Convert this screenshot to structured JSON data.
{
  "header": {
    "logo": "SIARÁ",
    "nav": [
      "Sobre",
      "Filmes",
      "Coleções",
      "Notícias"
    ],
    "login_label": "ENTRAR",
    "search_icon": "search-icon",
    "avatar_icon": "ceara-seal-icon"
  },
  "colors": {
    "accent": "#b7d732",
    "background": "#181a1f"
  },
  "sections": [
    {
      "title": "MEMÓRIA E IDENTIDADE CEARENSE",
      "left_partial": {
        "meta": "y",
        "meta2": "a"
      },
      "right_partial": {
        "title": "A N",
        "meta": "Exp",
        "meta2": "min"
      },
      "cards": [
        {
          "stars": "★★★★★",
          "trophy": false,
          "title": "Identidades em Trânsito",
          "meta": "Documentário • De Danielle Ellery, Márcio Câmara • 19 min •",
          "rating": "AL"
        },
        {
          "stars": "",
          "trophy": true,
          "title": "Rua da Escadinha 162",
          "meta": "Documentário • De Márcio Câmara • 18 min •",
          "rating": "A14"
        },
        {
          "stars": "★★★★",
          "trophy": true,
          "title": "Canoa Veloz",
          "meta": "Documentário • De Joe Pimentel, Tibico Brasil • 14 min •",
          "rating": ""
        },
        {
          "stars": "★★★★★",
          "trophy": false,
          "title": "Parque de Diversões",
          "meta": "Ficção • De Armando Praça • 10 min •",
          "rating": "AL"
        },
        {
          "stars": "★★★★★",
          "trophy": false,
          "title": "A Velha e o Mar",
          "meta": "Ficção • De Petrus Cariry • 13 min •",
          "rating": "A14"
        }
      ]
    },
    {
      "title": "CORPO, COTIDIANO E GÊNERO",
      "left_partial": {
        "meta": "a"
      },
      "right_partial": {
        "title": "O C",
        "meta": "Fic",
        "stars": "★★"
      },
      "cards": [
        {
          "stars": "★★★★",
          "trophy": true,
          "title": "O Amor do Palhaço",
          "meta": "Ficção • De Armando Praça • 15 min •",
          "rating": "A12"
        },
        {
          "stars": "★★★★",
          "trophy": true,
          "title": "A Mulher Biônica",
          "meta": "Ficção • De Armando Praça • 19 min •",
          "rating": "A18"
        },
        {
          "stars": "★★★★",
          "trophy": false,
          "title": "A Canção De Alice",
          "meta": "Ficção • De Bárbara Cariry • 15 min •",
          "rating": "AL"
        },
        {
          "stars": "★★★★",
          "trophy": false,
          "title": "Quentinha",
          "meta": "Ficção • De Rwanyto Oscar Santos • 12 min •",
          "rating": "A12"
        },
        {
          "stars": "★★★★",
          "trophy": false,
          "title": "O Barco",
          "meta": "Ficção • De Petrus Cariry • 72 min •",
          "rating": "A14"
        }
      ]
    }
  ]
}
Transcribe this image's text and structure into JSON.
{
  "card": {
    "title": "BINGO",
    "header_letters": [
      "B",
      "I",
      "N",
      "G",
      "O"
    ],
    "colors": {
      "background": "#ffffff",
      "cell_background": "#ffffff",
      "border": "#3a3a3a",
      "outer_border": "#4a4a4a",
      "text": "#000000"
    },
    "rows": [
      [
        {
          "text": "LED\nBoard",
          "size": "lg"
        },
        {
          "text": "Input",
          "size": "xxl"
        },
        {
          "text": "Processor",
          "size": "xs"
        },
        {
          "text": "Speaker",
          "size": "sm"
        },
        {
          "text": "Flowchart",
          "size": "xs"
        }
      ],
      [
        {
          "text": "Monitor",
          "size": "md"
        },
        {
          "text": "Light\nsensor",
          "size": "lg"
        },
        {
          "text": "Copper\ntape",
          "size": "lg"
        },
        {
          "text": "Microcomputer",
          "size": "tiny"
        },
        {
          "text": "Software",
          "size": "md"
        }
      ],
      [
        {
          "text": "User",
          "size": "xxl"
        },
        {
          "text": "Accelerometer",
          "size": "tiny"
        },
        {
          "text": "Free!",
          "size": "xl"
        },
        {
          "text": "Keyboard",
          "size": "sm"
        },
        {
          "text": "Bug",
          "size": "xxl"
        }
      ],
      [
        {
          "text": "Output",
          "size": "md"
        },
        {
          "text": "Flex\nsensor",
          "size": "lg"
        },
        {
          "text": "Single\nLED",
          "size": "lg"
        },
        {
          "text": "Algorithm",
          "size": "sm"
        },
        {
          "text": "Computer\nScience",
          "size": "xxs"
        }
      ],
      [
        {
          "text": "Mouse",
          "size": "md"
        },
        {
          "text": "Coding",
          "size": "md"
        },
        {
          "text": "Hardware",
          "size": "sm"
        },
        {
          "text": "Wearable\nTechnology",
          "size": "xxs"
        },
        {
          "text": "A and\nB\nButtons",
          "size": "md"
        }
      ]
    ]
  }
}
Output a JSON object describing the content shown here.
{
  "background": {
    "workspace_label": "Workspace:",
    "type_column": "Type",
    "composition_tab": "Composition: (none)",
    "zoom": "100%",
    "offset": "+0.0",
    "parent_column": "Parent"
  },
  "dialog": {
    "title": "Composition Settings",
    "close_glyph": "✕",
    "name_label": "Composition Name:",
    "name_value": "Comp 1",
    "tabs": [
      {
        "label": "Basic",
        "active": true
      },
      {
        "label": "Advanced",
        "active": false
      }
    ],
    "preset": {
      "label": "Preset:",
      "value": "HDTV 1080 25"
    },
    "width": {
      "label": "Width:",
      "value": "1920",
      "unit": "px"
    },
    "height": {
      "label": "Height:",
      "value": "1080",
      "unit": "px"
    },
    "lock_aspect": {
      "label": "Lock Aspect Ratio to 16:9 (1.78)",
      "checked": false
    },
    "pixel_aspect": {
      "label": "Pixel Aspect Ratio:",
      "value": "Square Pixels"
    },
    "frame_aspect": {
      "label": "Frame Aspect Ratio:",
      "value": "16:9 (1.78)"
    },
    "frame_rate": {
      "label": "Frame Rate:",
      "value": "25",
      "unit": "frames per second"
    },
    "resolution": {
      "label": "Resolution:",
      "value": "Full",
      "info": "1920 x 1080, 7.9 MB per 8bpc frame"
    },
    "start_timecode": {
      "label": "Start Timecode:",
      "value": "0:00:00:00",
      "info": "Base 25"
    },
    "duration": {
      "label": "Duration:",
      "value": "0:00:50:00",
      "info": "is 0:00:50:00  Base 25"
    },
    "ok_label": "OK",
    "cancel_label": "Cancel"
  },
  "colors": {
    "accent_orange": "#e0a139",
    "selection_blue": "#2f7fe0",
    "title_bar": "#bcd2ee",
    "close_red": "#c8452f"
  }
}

——

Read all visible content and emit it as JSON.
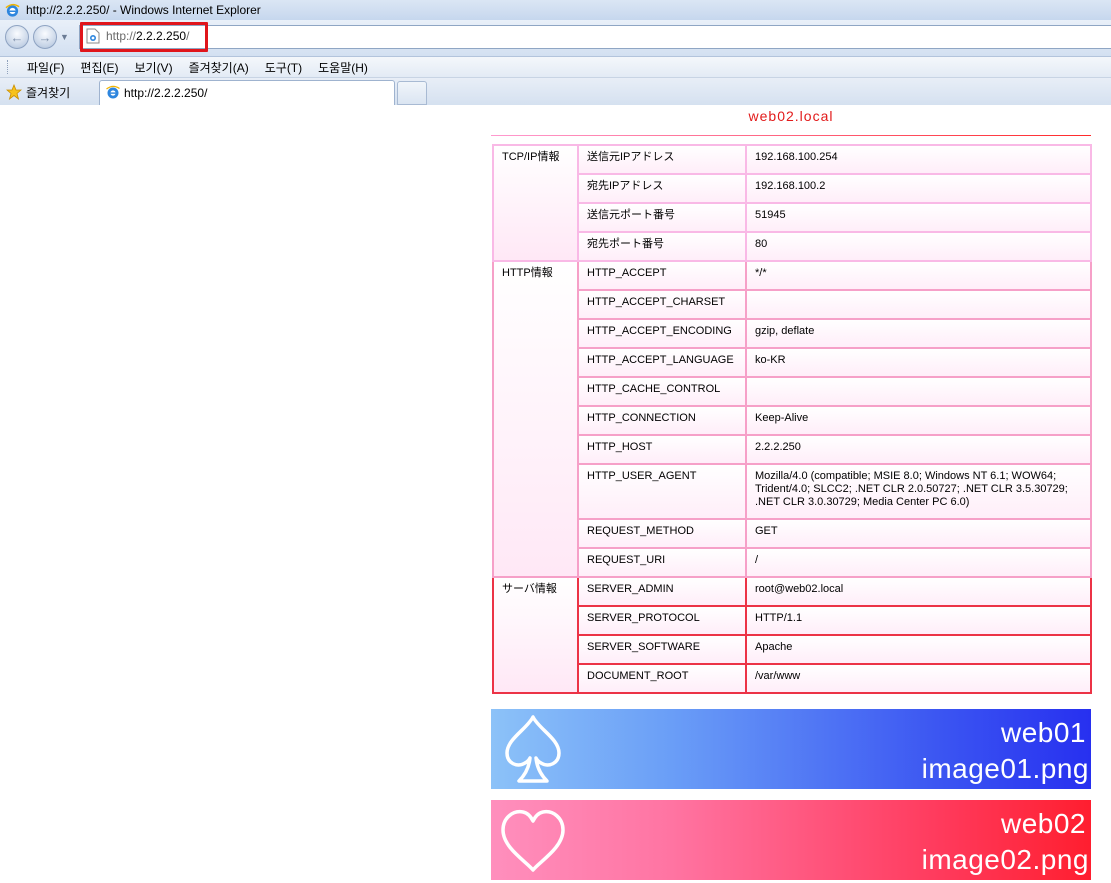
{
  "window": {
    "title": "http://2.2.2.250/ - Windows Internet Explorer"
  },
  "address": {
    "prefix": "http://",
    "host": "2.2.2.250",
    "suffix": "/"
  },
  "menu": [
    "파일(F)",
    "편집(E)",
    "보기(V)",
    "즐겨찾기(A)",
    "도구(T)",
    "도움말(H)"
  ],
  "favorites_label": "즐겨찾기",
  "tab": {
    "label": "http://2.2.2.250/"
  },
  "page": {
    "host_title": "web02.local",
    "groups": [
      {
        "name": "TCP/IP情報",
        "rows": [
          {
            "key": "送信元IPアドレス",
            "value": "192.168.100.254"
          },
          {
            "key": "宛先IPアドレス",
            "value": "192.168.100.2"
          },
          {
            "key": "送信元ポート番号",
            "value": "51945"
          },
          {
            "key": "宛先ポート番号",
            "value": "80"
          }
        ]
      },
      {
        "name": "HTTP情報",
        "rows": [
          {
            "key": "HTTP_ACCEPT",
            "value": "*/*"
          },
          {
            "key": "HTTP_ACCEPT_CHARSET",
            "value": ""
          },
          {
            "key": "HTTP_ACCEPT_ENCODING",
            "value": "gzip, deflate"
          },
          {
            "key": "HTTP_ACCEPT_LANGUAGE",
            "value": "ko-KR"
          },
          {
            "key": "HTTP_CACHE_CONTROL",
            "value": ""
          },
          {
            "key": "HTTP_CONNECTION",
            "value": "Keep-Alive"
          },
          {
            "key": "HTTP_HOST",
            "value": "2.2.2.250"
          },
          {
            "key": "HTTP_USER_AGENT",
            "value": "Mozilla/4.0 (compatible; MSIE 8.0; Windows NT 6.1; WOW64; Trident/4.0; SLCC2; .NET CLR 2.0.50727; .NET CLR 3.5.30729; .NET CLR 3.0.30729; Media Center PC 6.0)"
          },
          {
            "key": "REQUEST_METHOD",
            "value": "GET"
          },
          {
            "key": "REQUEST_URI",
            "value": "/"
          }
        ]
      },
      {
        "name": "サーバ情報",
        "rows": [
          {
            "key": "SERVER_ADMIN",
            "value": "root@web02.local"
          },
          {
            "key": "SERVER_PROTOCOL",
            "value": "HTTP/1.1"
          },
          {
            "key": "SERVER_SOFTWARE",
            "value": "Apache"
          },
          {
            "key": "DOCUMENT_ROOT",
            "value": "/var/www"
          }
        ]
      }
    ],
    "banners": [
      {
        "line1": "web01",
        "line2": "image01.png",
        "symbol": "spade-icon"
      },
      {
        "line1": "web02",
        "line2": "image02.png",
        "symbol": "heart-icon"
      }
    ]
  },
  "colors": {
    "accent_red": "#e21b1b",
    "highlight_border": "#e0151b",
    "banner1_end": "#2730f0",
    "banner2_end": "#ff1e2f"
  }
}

——

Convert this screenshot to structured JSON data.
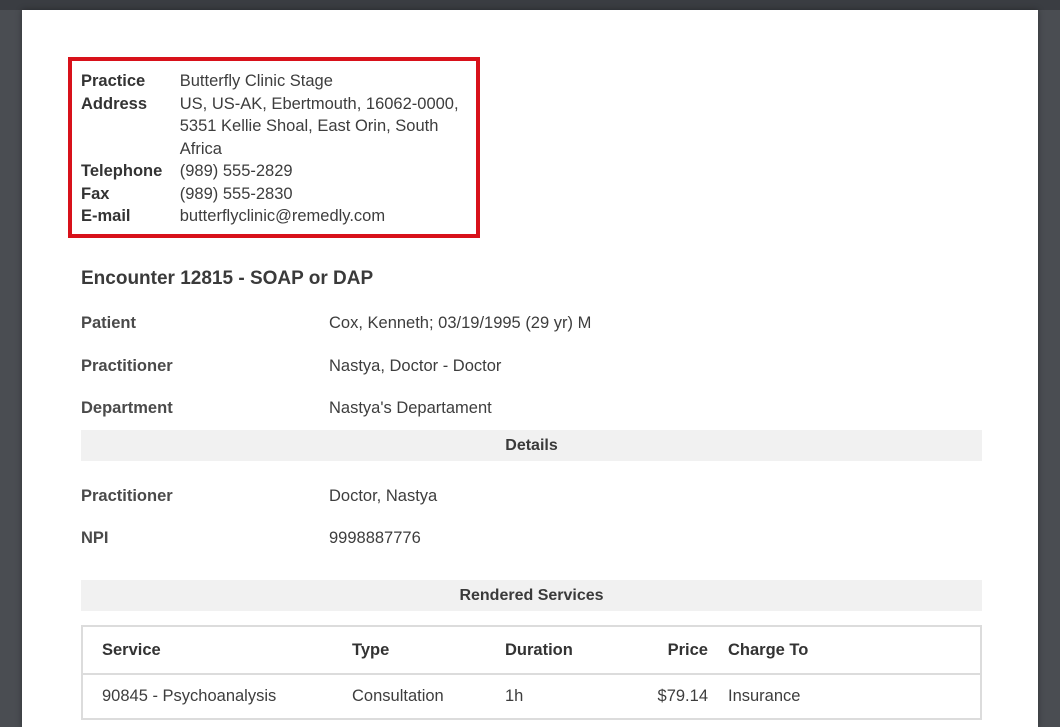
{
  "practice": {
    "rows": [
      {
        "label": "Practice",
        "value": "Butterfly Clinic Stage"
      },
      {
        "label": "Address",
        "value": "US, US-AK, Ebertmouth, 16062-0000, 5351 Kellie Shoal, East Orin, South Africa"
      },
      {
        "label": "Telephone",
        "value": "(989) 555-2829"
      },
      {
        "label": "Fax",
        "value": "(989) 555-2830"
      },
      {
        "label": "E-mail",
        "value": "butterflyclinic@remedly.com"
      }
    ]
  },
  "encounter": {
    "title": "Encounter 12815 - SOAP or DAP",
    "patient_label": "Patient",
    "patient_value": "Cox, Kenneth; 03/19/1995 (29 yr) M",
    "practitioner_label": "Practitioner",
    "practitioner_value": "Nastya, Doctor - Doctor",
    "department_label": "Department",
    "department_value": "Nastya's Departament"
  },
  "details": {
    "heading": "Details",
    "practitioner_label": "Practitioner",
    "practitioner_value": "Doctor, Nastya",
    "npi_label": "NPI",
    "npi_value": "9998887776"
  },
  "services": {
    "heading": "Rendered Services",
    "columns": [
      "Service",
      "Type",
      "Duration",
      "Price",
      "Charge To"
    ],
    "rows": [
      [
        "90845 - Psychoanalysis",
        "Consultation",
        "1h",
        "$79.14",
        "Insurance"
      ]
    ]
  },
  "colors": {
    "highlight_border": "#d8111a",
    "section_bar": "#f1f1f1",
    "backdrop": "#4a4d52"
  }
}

——

— Written task —
Identify the lines above with the word "Armando". Copy them.

— Expected answer —
          "meta": "Ficção • De Armando Praça • 10 min •",
          "meta": "Ficção • De Armando Praça • 15 min •",
          "meta": "Ficção • De Armando Praça • 19 min •",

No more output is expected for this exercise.